◆ GIVEN INSTRUCTION:
Every line of the records below should be restated exactly.

Dataset records
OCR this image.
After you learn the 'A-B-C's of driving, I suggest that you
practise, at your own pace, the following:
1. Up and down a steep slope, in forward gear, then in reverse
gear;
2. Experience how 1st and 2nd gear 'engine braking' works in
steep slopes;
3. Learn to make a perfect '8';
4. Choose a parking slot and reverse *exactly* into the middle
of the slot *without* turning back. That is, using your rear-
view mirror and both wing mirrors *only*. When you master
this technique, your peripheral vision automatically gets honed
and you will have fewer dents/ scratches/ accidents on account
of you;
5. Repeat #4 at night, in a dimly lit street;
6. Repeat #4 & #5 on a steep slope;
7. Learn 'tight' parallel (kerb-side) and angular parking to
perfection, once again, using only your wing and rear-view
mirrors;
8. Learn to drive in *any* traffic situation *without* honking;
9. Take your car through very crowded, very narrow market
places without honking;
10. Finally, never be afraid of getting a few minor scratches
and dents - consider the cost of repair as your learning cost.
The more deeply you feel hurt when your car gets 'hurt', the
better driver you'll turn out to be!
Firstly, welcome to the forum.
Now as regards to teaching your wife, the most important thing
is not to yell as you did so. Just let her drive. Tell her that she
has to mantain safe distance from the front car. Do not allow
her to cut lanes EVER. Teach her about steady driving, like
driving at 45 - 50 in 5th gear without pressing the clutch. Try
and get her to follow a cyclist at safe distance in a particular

◆ SOLUTION BELOW:
OCR this image.
After you learn the 'A-B-C's of driving, I suggest that you
practise, at your own pace, the following:
1. Up and down a steep slope, in forward gear, then in reverse
gear;
2. Experience how 1st and 2nd gear 'engine braking' works in
steep slopes;
3. Learn to make a perfect '8';
4. Choose a parking slot and reverse *exactly* into the middle
of the slot *without* turning back. That is, using your rear-
view mirror and both wing mirrors *only*. When you master
this technique, your peripheral vision automatically gets honed
and you will have fewer dents/ scratches/ accidents on account
of you;
5. Repeat #4 at night, in a dimly lit street;
6. Repeat #4 & #5 on a steep slope;
7. Learn 'tight' parallel (kerb-side) and angular parking to
perfection, once again, using only your wing and rear-view
mirrors;
8. Learn to drive in *any* traffic situation *without* honking;
9. Take your car through very crowded, very narrow market
places without honking;
10. Finally, never be afraid of getting a few minor scratches
and dents - consider the cost of repair as your learning cost.
The more deeply you feel hurt when your car gets 'hurt', the
better driver you'll turn out to be!
Firstly, welcome to the forum.
Now as regards to teaching your wife, the most important thing
is not to yell as you did so. Just let her drive. Tell her that she
has to mantain safe distance from the front car. Do not allow
her to cut lanes EVER. Teach her about steady driving, like
driving at 45 - 50 in 5th gear without pressing the clutch. Try
and get her to follow a cyclist at safe distance in a particular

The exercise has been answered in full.